## WHAT IS NEEDED
Find the string "skladu" in the entries and copy each line that has it.

## DATASET EXCERPTS
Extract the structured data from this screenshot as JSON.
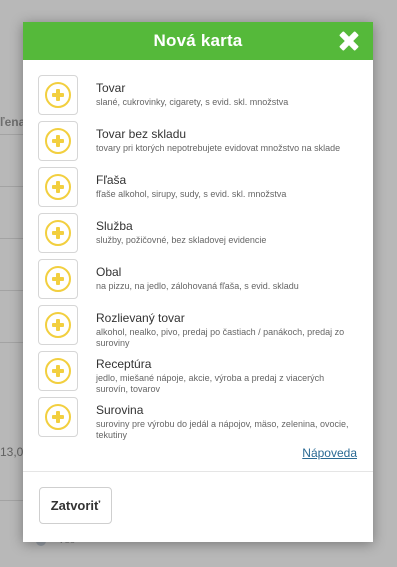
{
  "background": {
    "header_fragment": "ľena",
    "value_fragment": "13,0",
    "radio_label": "Všo"
  },
  "modal": {
    "title": "Nová karta",
    "items": [
      {
        "title": "Tovar",
        "description": "slané, cukrovinky, cigarety, s evid. skl. množstva"
      },
      {
        "title": "Tovar bez skladu",
        "description": "tovary pri ktorých nepotrebujete evidovat množstvo na sklade"
      },
      {
        "title": "Fľaša",
        "description": "fľaše alkohol, sirupy, sudy, s evid. skl. množstva"
      },
      {
        "title": "Služba",
        "description": "služby, požičovné, bez skladovej evidencie"
      },
      {
        "title": "Obal",
        "description": "na pizzu, na jedlo, zálohovaná fľaša, s evid. skladu"
      },
      {
        "title": "Rozlievaný tovar",
        "description": "alkohol, nealko, pivo, predaj po častiach / panákoch, predaj zo suroviny"
      },
      {
        "title": "Receptúra",
        "description": "jedlo, miešané nápoje, akcie, výroba a predaj z viacerých surovín, tovarov"
      },
      {
        "title": "Surovina",
        "description": "suroviny pre výrobu do jedál a nápojov, mäso, zelenina, ovocie, tekutiny"
      }
    ],
    "help_link": "Nápoveda",
    "close_label": "Zatvoriť"
  },
  "colors": {
    "header_green": "#55b93a",
    "plus_yellow": "#f2cf3f",
    "link_blue": "#2a6a94"
  }
}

## REPLY TO THE TASK
        "title": "Tovar bez skladu",
        "description": "na pizzu, na jedlo, zálohovaná fľaša, s evid. skladu"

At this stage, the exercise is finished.